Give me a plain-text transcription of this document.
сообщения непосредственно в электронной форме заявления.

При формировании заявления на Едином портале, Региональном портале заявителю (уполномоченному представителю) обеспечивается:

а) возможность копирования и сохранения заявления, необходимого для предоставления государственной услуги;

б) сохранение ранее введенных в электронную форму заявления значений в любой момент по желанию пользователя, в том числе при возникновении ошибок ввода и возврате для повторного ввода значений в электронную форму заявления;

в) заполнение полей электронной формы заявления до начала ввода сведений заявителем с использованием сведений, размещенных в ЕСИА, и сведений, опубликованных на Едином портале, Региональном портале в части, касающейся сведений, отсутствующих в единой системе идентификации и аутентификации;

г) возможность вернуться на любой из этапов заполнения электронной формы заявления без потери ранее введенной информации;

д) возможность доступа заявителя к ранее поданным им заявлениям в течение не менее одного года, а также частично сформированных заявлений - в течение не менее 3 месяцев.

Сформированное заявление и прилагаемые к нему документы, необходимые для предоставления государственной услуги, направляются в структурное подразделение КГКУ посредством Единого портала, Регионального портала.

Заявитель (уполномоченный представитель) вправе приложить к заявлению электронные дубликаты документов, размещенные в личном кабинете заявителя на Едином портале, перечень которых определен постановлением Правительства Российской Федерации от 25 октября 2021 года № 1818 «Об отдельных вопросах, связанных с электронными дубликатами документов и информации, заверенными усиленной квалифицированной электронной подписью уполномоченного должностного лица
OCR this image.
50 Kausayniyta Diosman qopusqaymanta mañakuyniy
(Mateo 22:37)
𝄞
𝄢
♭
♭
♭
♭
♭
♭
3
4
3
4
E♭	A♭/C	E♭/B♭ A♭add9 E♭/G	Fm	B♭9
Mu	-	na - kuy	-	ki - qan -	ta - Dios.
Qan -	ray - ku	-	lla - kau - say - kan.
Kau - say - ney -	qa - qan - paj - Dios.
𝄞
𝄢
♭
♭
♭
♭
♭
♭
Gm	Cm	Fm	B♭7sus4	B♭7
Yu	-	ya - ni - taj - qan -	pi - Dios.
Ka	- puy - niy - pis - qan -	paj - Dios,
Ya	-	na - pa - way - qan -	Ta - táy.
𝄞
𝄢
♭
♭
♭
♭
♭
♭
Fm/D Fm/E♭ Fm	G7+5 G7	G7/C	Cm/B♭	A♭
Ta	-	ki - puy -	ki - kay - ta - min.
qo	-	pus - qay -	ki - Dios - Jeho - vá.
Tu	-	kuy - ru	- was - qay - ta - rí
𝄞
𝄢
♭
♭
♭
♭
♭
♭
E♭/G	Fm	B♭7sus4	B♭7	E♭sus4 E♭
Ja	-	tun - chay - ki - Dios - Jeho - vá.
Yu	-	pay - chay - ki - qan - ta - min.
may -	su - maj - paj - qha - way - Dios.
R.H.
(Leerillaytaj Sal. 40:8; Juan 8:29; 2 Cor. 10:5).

**Direction:** Filter the data, keeping only the lines that contain "услуги".

**Solved problem:**
а) возможность копирования и сохранения заявления, необходимого для предоставления государственной услуги;
Сформированное заявление и прилагаемые к нему документы, необходимые для предоставления государственной услуги, направляются в структурное подразделение КГКУ посредством Единого портала, Регионального портала.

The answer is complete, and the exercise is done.